> **WORK REQUIRED**
Please retype the data in full and exactly; the pictures are not part of the copy.
------ MATERIAL TO PROCESS
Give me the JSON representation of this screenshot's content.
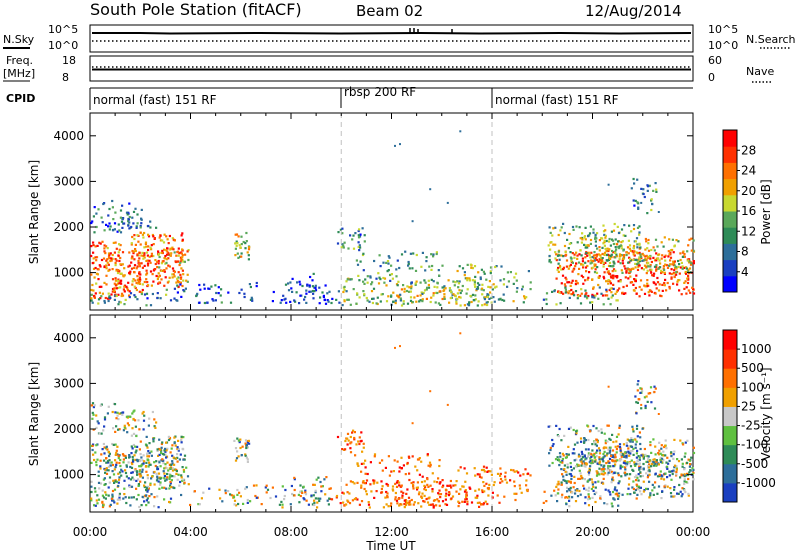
{
  "header": {
    "station": "South Pole Station (fitACF)",
    "beam": "Beam 02",
    "date": "12/Aug/2014"
  },
  "aux_labels": {
    "nsky": "N.Sky",
    "nsearch": "N.Search",
    "freq_line1": "Freq.",
    "freq_line2": "[MHz]",
    "nave": "Nave",
    "cpid": "CPID"
  },
  "aux_ticks": {
    "nsky_left_top": "10^5",
    "nsky_left_bottom": "10^0",
    "nsearch_right_top": "10^5",
    "nsearch_right_bottom": "10^0",
    "freq_top": "18",
    "freq_bottom": "8",
    "nave_top": "60",
    "nave_bottom": "0"
  },
  "cpid_segments": [
    {
      "label": "normal (fast) 151 RF",
      "start_hour": 0,
      "end_hour": 10
    },
    {
      "label": "rbsp 200 RF",
      "start_hour": 10,
      "end_hour": 16
    },
    {
      "label": "normal (fast) 151 RF",
      "start_hour": 16,
      "end_hour": 24
    }
  ],
  "x_axis": {
    "label": "Time UT",
    "ticks": [
      "00:00",
      "04:00",
      "08:00",
      "12:00",
      "16:00",
      "20:00",
      "00:00"
    ],
    "range_hours": [
      0,
      24
    ]
  },
  "panels": {
    "power": {
      "ylabel": "Slant Range [km]",
      "colorbar_label": "Power [dB]",
      "colorbar_ticks": [
        "28",
        "24",
        "20",
        "16",
        "12",
        "8",
        "4"
      ]
    },
    "velocity": {
      "ylabel": "Slant Range [km]",
      "colorbar_label": "Velocity  [m s⁻¹]",
      "colorbar_ticks": [
        "1000",
        "500",
        "100",
        "25",
        "-25",
        "-100",
        "-500",
        "-1000"
      ]
    }
  },
  "colors": {
    "power_scale": [
      "#0000ff",
      "#1a3fc0",
      "#2d6e9a",
      "#2e8b57",
      "#5aa85a",
      "#c8d830",
      "#f0a000",
      "#ff7000",
      "#ff3000",
      "#ff0000"
    ],
    "velocity_scale": [
      "#1a3fc0",
      "#2d6e9a",
      "#2e8b57",
      "#5fc040",
      "#c8c8c8",
      "#f0a000",
      "#ff7000",
      "#ff3000",
      "#ff0000"
    ],
    "axis": "#000000",
    "divider": "#c0c0c0"
  },
  "chart_data": {
    "type": "heatmap",
    "x_range_hours": [
      0,
      24
    ],
    "y_range_km": [
      180,
      4500
    ],
    "y_ticks_km": [
      1000,
      2000,
      3000,
      4000
    ],
    "mode_change_hours": [
      10,
      16
    ]
  }
}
------------
> **OUTPUT OF THE TASK**
Give me the JSON representation of this screenshot's content.
{
  "header": {
    "station": "South Pole Station (fitACF)",
    "beam": "Beam 02",
    "date": "12/Aug/2014"
  },
  "aux_labels": {
    "nsky": "N.Sky",
    "nsearch": "N.Search",
    "freq_line1": "Freq.",
    "freq_line2": "[MHz]",
    "nave": "Nave",
    "cpid": "CPID"
  },
  "aux_ticks": {
    "nsky_left_top": "10^5",
    "nsky_left_bottom": "10^0",
    "nsearch_right_top": "10^5",
    "nsearch_right_bottom": "10^0",
    "freq_top": "18",
    "freq_bottom": "8",
    "nave_top": "60",
    "nave_bottom": "0"
  },
  "cpid_segments": [
    {
      "label": "normal (fast) 151 RF",
      "start_hour": 0,
      "end_hour": 10
    },
    {
      "label": "rbsp 200 RF",
      "start_hour": 10,
      "end_hour": 16
    },
    {
      "label": "normal (fast) 151 RF",
      "start_hour": 16,
      "end_hour": 24
    }
  ],
  "x_axis": {
    "label": "Time UT",
    "ticks": [
      "00:00",
      "04:00",
      "08:00",
      "12:00",
      "16:00",
      "20:00",
      "00:00"
    ],
    "range_hours": [
      0,
      24
    ]
  },
  "panels": {
    "power": {
      "ylabel": "Slant Range [km]",
      "colorbar_label": "Power [dB]",
      "colorbar_ticks": [
        "28",
        "24",
        "20",
        "16",
        "12",
        "8",
        "4"
      ]
    },
    "velocity": {
      "ylabel": "Slant Range [km]",
      "colorbar_label": "Velocity  [m s⁻¹]",
      "colorbar_ticks": [
        "1000",
        "500",
        "100",
        "25",
        "-25",
        "-100",
        "-500",
        "-1000"
      ]
    }
  },
  "colors": {
    "power_scale": [
      "#0000ff",
      "#1a3fc0",
      "#2d6e9a",
      "#2e8b57",
      "#5aa85a",
      "#c8d830",
      "#f0a000",
      "#ff7000",
      "#ff3000",
      "#ff0000"
    ],
    "velocity_scale": [
      "#1a3fc0",
      "#2d6e9a",
      "#2e8b57",
      "#5fc040",
      "#c8c8c8",
      "#f0a000",
      "#ff7000",
      "#ff3000",
      "#ff0000"
    ],
    "axis": "#000000",
    "divider": "#c0c0c0"
  },
  "chart_data": {
    "type": "heatmap",
    "x_range_hours": [
      0,
      24
    ],
    "y_range_km": [
      180,
      4500
    ],
    "y_ticks_km": [
      1000,
      2000,
      3000,
      4000
    ],
    "mode_change_hours": [
      10,
      16
    ]
  }
}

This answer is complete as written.